*TASK DIRECTIONS*
Wherever the word "xlabel" appears in a line, extract that line.

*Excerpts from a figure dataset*
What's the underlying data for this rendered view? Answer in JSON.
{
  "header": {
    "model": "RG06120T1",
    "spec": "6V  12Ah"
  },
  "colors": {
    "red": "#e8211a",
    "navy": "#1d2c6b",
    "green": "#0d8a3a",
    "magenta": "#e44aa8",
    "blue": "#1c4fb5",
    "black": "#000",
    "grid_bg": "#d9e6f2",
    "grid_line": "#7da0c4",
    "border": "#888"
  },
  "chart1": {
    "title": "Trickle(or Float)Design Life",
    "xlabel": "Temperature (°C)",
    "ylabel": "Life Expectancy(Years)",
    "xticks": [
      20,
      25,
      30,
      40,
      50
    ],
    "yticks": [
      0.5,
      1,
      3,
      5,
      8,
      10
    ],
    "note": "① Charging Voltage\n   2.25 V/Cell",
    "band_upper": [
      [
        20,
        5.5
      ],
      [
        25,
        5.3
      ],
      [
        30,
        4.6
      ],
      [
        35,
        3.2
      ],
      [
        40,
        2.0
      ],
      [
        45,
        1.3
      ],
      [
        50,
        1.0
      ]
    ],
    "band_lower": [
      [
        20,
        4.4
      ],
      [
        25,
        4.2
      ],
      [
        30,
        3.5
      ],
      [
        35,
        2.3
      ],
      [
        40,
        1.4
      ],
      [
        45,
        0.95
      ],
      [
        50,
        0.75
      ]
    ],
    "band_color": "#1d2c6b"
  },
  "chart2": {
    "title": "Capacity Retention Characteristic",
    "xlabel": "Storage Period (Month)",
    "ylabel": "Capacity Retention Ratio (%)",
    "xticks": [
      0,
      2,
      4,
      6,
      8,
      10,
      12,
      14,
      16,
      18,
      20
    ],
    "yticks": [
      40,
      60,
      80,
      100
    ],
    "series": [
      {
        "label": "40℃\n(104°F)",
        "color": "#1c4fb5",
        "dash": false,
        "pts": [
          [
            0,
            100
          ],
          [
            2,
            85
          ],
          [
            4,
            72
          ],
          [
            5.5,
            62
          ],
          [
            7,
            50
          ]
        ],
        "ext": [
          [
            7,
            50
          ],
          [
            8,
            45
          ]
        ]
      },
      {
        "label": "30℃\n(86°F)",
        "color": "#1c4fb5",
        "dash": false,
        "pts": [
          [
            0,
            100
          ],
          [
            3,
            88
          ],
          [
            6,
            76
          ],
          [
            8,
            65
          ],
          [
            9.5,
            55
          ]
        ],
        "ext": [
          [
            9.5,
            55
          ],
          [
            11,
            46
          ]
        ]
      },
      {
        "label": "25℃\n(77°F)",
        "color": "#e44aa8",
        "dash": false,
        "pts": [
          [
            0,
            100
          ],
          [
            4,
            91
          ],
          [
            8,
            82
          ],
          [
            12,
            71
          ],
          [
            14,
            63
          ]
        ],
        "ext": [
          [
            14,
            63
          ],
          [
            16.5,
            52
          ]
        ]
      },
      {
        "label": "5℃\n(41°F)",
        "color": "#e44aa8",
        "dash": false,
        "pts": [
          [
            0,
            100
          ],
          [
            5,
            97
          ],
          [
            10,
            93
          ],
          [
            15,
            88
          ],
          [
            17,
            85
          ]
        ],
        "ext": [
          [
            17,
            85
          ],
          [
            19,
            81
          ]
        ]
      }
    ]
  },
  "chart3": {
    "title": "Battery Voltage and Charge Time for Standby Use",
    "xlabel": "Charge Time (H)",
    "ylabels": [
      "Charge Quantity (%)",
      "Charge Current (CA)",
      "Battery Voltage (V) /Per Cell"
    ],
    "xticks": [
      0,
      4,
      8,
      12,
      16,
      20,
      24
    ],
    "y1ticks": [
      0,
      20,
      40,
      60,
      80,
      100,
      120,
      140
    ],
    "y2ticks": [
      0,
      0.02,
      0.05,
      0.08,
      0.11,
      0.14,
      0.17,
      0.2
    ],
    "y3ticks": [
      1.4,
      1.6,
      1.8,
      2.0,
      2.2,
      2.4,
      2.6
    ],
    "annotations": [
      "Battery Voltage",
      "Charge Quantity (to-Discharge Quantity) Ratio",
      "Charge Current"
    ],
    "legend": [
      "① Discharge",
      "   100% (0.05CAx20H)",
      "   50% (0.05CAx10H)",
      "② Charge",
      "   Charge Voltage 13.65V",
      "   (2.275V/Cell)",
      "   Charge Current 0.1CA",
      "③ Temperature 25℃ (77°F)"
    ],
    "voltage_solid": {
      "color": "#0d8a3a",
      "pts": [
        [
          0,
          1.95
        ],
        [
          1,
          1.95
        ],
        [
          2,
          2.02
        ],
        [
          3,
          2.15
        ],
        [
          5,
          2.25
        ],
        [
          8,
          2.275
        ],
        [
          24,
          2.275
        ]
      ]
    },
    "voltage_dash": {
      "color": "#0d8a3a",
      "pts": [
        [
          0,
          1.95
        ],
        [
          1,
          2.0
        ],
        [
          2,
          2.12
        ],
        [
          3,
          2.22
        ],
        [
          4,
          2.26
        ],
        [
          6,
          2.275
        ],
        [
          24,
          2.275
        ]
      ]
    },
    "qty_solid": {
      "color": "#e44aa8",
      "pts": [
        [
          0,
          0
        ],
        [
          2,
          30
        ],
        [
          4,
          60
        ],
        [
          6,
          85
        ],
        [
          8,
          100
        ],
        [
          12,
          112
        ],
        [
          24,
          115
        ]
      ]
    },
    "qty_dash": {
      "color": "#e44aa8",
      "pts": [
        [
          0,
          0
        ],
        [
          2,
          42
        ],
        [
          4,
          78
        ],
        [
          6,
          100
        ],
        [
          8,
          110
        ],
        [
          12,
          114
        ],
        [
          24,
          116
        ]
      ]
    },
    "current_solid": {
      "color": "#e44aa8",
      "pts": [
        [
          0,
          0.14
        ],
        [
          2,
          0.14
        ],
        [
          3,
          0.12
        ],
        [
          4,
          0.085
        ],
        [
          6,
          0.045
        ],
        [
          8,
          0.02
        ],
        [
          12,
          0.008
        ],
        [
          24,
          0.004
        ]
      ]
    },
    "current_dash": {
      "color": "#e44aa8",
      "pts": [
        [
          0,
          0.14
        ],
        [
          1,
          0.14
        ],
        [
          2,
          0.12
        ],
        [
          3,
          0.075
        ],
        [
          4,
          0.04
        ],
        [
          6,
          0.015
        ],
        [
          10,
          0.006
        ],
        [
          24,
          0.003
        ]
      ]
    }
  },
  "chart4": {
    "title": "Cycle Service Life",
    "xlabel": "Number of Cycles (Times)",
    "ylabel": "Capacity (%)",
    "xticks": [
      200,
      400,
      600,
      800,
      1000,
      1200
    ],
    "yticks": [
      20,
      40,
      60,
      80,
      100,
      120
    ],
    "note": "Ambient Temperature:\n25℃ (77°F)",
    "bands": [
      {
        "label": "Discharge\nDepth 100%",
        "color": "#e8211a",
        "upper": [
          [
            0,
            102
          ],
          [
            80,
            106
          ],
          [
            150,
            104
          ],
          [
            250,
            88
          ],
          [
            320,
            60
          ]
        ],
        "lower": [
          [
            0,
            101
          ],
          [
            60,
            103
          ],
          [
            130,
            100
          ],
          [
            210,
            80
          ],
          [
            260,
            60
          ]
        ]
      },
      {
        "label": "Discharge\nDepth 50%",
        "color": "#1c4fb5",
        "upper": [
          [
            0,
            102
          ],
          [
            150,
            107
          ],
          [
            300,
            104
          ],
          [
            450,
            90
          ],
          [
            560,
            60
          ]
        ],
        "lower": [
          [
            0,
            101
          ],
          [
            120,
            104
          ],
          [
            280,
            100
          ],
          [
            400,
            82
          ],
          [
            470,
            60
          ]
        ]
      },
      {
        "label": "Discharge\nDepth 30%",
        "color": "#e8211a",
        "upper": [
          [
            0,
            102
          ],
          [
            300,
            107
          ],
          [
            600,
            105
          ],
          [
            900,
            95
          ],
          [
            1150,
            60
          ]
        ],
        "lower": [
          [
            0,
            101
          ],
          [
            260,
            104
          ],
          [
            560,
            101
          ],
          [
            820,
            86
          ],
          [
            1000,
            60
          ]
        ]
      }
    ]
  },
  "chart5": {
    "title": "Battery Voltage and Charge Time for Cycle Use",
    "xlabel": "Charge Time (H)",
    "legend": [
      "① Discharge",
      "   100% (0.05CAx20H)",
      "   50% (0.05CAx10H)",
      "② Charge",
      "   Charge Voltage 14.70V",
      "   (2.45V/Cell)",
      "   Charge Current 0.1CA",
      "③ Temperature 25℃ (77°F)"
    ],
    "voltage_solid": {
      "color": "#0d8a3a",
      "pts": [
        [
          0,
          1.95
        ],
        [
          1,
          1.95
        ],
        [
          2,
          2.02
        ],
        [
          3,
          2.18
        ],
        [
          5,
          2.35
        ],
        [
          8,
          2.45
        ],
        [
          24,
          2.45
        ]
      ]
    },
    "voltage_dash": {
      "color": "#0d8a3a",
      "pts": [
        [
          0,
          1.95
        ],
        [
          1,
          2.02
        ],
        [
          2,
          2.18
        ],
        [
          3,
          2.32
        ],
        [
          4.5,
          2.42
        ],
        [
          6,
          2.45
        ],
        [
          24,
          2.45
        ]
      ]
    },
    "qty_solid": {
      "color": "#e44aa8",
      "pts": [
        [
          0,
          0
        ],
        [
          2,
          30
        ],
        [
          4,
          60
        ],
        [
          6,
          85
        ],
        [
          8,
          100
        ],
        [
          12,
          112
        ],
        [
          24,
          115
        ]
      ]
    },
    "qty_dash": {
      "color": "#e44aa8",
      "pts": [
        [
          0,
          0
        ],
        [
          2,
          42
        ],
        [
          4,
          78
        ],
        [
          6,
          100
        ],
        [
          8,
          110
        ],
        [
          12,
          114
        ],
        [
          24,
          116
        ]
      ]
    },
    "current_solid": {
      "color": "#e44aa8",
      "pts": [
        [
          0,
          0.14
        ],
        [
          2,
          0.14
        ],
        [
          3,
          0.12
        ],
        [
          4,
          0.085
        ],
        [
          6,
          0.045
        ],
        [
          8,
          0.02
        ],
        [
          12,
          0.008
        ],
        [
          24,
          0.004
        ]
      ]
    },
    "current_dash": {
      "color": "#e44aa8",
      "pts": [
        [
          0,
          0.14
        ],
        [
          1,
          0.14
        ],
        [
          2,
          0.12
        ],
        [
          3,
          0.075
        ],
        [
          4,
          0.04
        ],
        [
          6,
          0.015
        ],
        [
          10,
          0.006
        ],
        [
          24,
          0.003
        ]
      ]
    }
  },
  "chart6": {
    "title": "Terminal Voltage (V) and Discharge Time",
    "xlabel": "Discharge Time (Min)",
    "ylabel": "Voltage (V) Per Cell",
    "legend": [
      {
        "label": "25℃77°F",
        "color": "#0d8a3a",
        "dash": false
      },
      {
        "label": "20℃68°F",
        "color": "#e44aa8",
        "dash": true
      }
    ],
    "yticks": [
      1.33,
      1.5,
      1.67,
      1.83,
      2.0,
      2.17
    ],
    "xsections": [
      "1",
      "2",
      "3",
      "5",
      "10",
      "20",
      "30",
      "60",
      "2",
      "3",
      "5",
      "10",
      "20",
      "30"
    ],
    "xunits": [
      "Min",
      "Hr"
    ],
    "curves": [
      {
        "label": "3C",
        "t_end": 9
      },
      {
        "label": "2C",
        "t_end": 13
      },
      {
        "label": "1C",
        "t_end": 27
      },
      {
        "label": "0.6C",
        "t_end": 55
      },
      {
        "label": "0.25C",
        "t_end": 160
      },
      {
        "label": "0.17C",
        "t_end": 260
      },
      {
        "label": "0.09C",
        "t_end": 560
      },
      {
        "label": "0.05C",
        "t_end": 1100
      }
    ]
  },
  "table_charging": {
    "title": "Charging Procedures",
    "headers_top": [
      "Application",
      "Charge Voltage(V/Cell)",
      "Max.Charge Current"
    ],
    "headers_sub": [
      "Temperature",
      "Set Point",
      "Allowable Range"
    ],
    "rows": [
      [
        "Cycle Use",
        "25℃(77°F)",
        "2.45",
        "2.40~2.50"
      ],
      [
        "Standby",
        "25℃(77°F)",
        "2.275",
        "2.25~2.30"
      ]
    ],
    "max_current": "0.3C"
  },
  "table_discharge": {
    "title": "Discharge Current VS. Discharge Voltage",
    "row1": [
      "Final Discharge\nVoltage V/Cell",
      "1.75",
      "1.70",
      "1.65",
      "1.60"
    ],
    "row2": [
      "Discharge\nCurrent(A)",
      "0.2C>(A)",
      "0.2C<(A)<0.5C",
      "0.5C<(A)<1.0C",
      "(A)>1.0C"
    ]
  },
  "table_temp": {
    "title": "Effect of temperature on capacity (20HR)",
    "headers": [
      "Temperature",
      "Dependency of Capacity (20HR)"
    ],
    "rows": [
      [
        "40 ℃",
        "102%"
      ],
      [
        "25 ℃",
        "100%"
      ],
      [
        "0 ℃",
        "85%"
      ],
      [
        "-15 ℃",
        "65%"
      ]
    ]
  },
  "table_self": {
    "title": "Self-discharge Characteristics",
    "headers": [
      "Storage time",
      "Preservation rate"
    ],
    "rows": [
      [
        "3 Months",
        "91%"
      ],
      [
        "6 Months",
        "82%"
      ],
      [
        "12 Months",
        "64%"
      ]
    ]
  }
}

*ANSWER BELOW*
    "xlabel": "Temperature (°C)",
    "xlabel": "Storage Period (Month)",
    "xlabel": "Charge Time (H)",
    "xlabel": "Number of Cycles (Times)",
    "xlabel": "Charge Time (H)",
    "xlabel": "Discharge Time (Min)",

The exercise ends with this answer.